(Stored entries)
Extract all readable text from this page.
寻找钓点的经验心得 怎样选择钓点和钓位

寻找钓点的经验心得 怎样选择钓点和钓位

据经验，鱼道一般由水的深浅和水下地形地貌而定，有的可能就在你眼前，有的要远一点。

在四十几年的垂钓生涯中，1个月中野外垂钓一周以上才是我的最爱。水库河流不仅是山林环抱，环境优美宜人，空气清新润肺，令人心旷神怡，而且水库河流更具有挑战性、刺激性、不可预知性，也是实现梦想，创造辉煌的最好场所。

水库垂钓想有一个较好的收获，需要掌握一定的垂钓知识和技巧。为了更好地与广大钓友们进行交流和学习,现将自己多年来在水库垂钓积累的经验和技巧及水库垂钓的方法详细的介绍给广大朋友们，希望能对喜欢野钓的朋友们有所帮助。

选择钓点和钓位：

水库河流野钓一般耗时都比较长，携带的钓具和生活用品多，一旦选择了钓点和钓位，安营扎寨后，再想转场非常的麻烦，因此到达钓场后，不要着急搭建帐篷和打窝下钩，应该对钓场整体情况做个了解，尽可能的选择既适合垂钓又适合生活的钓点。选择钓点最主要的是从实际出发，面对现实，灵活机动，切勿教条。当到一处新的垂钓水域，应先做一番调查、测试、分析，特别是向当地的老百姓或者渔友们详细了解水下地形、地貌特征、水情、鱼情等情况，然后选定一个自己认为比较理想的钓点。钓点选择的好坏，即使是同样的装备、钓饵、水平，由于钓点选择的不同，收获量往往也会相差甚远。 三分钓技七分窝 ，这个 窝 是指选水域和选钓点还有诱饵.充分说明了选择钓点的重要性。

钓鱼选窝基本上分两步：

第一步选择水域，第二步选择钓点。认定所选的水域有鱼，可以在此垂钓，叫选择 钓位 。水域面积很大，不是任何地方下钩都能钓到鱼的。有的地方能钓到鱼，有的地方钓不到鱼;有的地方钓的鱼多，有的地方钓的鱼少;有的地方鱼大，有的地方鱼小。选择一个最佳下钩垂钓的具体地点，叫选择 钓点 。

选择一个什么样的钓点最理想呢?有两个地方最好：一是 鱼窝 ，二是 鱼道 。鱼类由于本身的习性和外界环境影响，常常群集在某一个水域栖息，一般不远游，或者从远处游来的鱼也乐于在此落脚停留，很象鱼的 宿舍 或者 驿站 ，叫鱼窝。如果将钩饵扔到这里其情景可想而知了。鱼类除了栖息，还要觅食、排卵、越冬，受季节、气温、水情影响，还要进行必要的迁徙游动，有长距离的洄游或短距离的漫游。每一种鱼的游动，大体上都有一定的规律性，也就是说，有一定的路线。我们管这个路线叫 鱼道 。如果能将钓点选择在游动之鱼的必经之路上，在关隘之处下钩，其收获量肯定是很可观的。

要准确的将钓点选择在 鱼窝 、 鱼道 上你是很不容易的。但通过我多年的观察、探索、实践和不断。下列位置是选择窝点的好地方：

---

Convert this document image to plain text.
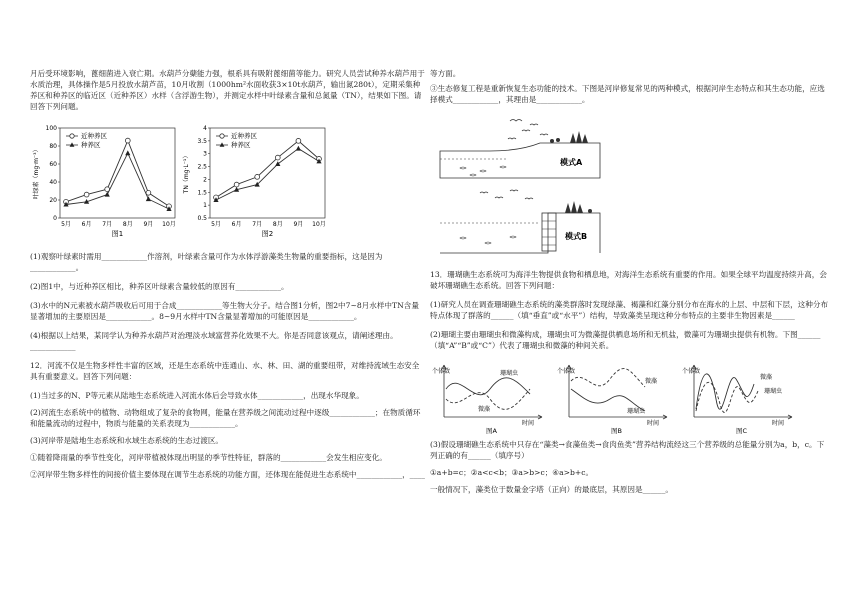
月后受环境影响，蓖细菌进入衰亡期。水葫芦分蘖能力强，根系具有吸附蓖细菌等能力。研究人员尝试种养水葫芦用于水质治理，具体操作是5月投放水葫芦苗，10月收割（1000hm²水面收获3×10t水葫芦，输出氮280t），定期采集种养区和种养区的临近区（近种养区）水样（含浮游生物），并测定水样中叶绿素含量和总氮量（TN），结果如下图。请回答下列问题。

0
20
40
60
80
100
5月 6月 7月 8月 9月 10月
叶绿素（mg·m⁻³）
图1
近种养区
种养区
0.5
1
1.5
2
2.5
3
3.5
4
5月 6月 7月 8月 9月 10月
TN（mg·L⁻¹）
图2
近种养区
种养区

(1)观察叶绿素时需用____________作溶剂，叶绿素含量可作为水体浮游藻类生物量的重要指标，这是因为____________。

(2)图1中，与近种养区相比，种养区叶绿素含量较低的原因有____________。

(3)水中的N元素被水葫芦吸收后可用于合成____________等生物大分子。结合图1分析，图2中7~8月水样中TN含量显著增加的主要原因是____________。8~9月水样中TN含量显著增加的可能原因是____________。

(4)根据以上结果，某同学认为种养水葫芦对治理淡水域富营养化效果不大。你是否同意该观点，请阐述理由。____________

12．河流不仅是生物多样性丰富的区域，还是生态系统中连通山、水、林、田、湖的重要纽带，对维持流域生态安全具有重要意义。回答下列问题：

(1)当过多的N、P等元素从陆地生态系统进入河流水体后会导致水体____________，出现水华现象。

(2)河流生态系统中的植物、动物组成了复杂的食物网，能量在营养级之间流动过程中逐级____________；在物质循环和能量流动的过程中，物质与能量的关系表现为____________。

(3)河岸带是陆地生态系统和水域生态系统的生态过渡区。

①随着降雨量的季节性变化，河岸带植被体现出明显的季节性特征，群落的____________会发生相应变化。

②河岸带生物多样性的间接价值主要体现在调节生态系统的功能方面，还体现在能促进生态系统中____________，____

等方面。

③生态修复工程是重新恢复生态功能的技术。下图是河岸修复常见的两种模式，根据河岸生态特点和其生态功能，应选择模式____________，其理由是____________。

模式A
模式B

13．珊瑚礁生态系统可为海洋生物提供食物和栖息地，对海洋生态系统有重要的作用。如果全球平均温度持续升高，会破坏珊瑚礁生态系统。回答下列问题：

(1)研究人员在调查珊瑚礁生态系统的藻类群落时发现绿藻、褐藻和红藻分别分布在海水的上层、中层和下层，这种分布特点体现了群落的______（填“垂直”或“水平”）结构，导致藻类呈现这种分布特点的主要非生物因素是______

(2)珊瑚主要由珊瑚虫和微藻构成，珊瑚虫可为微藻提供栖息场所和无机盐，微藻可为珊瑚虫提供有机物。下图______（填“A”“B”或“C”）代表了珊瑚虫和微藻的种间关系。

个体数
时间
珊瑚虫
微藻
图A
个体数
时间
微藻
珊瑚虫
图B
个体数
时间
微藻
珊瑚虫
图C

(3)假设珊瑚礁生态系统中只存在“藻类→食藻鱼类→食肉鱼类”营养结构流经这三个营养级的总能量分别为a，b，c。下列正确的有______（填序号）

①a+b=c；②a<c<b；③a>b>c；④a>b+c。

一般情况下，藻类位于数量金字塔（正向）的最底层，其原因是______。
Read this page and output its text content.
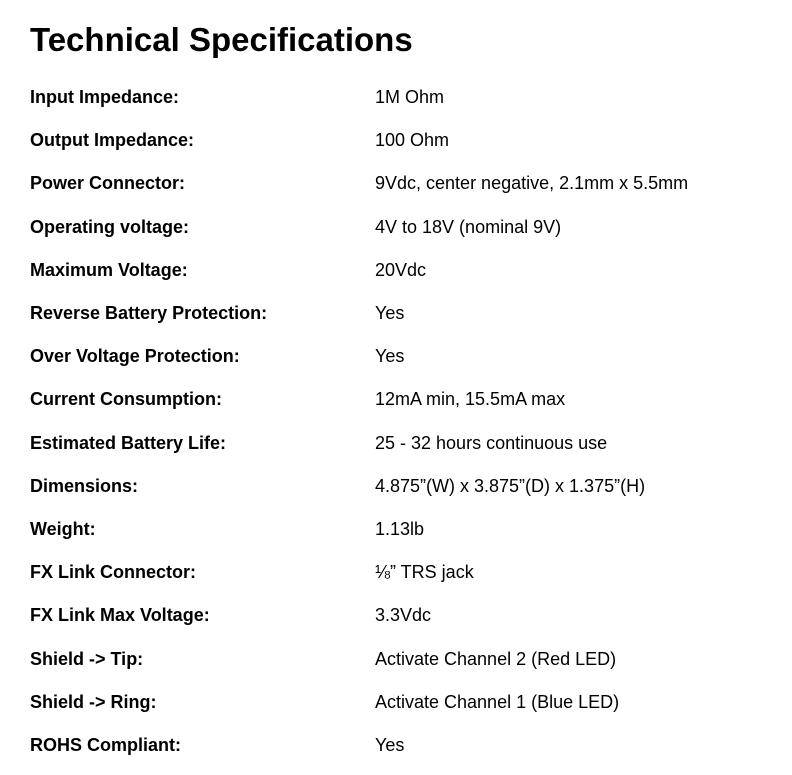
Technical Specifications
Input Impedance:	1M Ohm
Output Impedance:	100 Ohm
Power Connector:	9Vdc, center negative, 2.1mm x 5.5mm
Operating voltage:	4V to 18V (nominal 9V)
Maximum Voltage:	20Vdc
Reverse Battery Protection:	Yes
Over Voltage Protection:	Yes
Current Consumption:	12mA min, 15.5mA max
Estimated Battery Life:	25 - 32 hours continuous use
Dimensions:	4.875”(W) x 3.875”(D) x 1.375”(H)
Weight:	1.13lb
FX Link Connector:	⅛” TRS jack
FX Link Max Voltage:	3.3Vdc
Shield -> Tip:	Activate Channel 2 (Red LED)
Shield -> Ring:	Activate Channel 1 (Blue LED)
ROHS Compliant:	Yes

> _Your instructions_
Pull every line containing "text" out of the data above.

> _Written answer_
Extract all readable text from this page.
Convert this document image to plain text.
Read this page and output its text content.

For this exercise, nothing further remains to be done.